LISTED RECORDS:

** BEGIN **

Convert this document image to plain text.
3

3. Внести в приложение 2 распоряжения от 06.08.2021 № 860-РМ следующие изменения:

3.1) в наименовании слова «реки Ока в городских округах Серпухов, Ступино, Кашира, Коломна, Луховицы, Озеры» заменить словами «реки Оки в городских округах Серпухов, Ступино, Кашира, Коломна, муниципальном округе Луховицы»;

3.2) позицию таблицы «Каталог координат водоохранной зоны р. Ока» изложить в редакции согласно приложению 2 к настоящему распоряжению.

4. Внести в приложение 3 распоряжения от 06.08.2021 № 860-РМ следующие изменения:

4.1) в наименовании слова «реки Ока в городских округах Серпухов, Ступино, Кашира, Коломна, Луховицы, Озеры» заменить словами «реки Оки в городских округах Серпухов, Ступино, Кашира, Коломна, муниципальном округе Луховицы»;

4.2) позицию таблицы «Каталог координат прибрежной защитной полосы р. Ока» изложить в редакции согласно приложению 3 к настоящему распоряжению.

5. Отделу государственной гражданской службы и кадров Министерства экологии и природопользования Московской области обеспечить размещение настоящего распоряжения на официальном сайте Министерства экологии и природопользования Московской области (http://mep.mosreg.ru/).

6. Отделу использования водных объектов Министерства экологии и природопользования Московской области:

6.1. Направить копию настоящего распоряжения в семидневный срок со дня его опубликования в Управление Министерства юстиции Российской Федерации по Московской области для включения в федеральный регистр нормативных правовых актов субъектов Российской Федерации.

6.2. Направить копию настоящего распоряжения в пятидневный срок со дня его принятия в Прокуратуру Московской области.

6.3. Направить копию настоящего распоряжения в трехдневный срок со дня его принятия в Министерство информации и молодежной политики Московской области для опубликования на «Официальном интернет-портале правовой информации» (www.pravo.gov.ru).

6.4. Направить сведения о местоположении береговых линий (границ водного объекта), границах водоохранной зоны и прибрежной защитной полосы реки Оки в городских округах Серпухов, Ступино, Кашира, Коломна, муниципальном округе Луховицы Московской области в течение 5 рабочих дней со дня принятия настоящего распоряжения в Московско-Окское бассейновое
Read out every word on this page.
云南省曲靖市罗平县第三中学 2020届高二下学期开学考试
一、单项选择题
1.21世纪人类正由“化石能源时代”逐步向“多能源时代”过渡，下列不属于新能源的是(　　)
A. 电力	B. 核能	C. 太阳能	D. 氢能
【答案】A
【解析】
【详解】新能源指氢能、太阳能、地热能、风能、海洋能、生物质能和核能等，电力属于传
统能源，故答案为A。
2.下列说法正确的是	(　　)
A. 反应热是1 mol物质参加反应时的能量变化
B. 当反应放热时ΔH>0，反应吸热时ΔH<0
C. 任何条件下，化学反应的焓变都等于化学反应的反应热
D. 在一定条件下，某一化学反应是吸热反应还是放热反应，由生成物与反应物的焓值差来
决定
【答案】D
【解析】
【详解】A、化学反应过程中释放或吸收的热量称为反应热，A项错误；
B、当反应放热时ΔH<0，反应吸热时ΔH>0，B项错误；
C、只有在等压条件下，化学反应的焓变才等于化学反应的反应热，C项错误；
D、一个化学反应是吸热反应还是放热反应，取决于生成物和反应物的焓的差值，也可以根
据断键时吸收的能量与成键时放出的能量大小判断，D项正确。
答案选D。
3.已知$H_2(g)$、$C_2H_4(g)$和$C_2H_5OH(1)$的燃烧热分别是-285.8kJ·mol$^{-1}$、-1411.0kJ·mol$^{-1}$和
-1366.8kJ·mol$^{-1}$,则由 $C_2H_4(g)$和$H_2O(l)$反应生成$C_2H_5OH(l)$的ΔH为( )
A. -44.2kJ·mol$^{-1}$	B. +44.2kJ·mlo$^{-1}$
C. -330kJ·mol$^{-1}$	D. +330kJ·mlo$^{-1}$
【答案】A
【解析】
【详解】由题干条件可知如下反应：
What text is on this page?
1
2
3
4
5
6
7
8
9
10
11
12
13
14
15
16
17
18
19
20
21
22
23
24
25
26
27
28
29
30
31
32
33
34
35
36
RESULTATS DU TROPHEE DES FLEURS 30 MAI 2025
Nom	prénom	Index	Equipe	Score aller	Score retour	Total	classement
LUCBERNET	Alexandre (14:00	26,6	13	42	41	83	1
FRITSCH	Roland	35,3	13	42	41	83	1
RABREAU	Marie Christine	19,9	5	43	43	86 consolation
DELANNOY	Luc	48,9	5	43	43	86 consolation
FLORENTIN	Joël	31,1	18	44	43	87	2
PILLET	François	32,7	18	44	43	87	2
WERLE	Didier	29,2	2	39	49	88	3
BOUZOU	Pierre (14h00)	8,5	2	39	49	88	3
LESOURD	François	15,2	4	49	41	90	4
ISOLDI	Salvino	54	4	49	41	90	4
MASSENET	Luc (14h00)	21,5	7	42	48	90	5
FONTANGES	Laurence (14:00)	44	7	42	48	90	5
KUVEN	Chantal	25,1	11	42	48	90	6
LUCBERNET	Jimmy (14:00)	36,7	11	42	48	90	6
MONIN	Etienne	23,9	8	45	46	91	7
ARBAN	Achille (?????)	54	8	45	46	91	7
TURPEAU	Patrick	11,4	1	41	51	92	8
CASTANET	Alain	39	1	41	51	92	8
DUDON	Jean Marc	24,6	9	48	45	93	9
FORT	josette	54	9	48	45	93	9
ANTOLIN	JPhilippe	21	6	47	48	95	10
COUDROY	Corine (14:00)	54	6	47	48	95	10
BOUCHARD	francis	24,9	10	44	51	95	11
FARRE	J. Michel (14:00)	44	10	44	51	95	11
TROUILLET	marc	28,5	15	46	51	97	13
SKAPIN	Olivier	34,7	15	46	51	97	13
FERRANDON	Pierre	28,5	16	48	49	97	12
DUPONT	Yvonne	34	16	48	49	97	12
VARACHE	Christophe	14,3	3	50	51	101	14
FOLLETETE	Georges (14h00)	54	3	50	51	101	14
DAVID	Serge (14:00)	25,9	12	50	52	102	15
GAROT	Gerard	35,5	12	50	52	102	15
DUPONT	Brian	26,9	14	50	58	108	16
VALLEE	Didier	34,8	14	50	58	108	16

** END **

WORK TO BE COMPLETED:
From the records above, please extract every line and repeat it exactly.

ANSWER BELOW:
Convert this document image to plain text.
3

3. Внести в приложение 2 распоряжения от 06.08.2021 № 860-РМ следующие изменения:

3.1) в наименовании слова «реки Ока в городских округах Серпухов, Ступино, Кашира, Коломна, Луховицы, Озеры» заменить словами «реки Оки в городских округах Серпухов, Ступино, Кашира, Коломна, муниципальном округе Луховицы»;

3.2) позицию таблицы «Каталог координат водоохранной зоны р. Ока» изложить в редакции согласно приложению 2 к настоящему распоряжению.

4. Внести в приложение 3 распоряжения от 06.08.2021 № 860-РМ следующие изменения:

4.1) в наименовании слова «реки Ока в городских округах Серпухов, Ступино, Кашира, Коломна, Луховицы, Озеры» заменить словами «реки Оки в городских округах Серпухов, Ступино, Кашира, Коломна, муниципальном округе Луховицы»;

4.2) позицию таблицы «Каталог координат прибрежной защитной полосы р. Ока» изложить в редакции согласно приложению 3 к настоящему распоряжению.

5. Отделу государственной гражданской службы и кадров Министерства экологии и природопользования Московской области обеспечить размещение настоящего распоряжения на официальном сайте Министерства экологии и природопользования Московской области (http://mep.mosreg.ru/).

6. Отделу использования водных объектов Министерства экологии и природопользования Московской области:

6.1. Направить копию настоящего распоряжения в семидневный срок со дня его опубликования в Управление Министерства юстиции Российской Федерации по Московской области для включения в федеральный регистр нормативных правовых актов субъектов Российской Федерации.

6.2. Направить копию настоящего распоряжения в пятидневный срок со дня его принятия в Прокуратуру Московской области.

6.3. Направить копию настоящего распоряжения в трехдневный срок со дня его принятия в Министерство информации и молодежной политики Московской области для опубликования на «Официальном интернет-портале правовой информации» (www.pravo.gov.ru).

6.4. Направить сведения о местоположении береговых линий (границ водного объекта), границах водоохранной зоны и прибрежной защитной полосы реки Оки в городских округах Серпухов, Ступино, Кашира, Коломна, муниципальном округе Луховицы Московской области в течение 5 рабочих дней со дня принятия настоящего распоряжения в Московско-Окское бассейновое
Read out every word on this page.
云南省曲靖市罗平县第三中学 2020届高二下学期开学考试
一、单项选择题
1.21世纪人类正由“化石能源时代”逐步向“多能源时代”过渡，下列不属于新能源的是(　　)
A. 电力	B. 核能	C. 太阳能	D. 氢能
【答案】A
【解析】
【详解】新能源指氢能、太阳能、地热能、风能、海洋能、生物质能和核能等，电力属于传
统能源，故答案为A。
2.下列说法正确的是	(　　)
A. 反应热是1 mol物质参加反应时的能量变化
B. 当反应放热时ΔH>0，反应吸热时ΔH<0
C. 任何条件下，化学反应的焓变都等于化学反应的反应热
D. 在一定条件下，某一化学反应是吸热反应还是放热反应，由生成物与反应物的焓值差来
决定
【答案】D
【解析】
【详解】A、化学反应过程中释放或吸收的热量称为反应热，A项错误；
B、当反应放热时ΔH<0，反应吸热时ΔH>0，B项错误；
C、只有在等压条件下，化学反应的焓变才等于化学反应的反应热，C项错误；
D、一个化学反应是吸热反应还是放热反应，取决于生成物和反应物的焓的差值，也可以根
据断键时吸收的能量与成键时放出的能量大小判断，D项正确。
答案选D。
3.已知$H_2(g)$、$C_2H_4(g)$和$C_2H_5OH(1)$的燃烧热分别是-285.8kJ·mol$^{-1}$、-1411.0kJ·mol$^{-1}$和
-1366.8kJ·mol$^{-1}$,则由 $C_2H_4(g)$和$H_2O(l)$反应生成$C_2H_5OH(l)$的ΔH为( )
A. -44.2kJ·mol$^{-1}$	B. +44.2kJ·mlo$^{-1}$
C. -330kJ·mol$^{-1}$	D. +330kJ·mlo$^{-1}$
【答案】A
【解析】
【详解】由题干条件可知如下反应：
What text is on this page?
1
2
3
4
5
6
7
8
9
10
11
12
13
14
15
16
17
18
19
20
21
22
23
24
25
26
27
28
29
30
31
32
33
34
35
36
RESULTATS DU TROPHEE DES FLEURS 30 MAI 2025
Nom	prénom	Index	Equipe	Score aller	Score retour	Total	classement
LUCBERNET	Alexandre (14:00	26,6	13	42	41	83	1
FRITSCH	Roland	35,3	13	42	41	83	1
RABREAU	Marie Christine	19,9	5	43	43	86 consolation
DELANNOY	Luc	48,9	5	43	43	86 consolation
FLORENTIN	Joël	31,1	18	44	43	87	2
PILLET	François	32,7	18	44	43	87	2
WERLE	Didier	29,2	2	39	49	88	3
BOUZOU	Pierre (14h00)	8,5	2	39	49	88	3
LESOURD	François	15,2	4	49	41	90	4
ISOLDI	Salvino	54	4	49	41	90	4
MASSENET	Luc (14h00)	21,5	7	42	48	90	5
FONTANGES	Laurence (14:00)	44	7	42	48	90	5
KUVEN	Chantal	25,1	11	42	48	90	6
LUCBERNET	Jimmy (14:00)	36,7	11	42	48	90	6
MONIN	Etienne	23,9	8	45	46	91	7
ARBAN	Achille (?????)	54	8	45	46	91	7
TURPEAU	Patrick	11,4	1	41	51	92	8
CASTANET	Alain	39	1	41	51	92	8
DUDON	Jean Marc	24,6	9	48	45	93	9
FORT	josette	54	9	48	45	93	9
ANTOLIN	JPhilippe	21	6	47	48	95	10
COUDROY	Corine (14:00)	54	6	47	48	95	10
BOUCHARD	francis	24,9	10	44	51	95	11
FARRE	J. Michel (14:00)	44	10	44	51	95	11
TROUILLET	marc	28,5	15	46	51	97	13
SKAPIN	Olivier	34,7	15	46	51	97	13
FERRANDON	Pierre	28,5	16	48	49	97	12
DUPONT	Yvonne	34	16	48	49	97	12
VARACHE	Christophe	14,3	3	50	51	101	14
FOLLETETE	Georges (14h00)	54	3	50	51	101	14
DAVID	Serge (14:00)	25,9	12	50	52	102	15
GAROT	Gerard	35,5	12	50	52	102	15
DUPONT	Brian	26,9	14	50	58	108	16
VALLEE	Didier	34,8	14	50	58	108	16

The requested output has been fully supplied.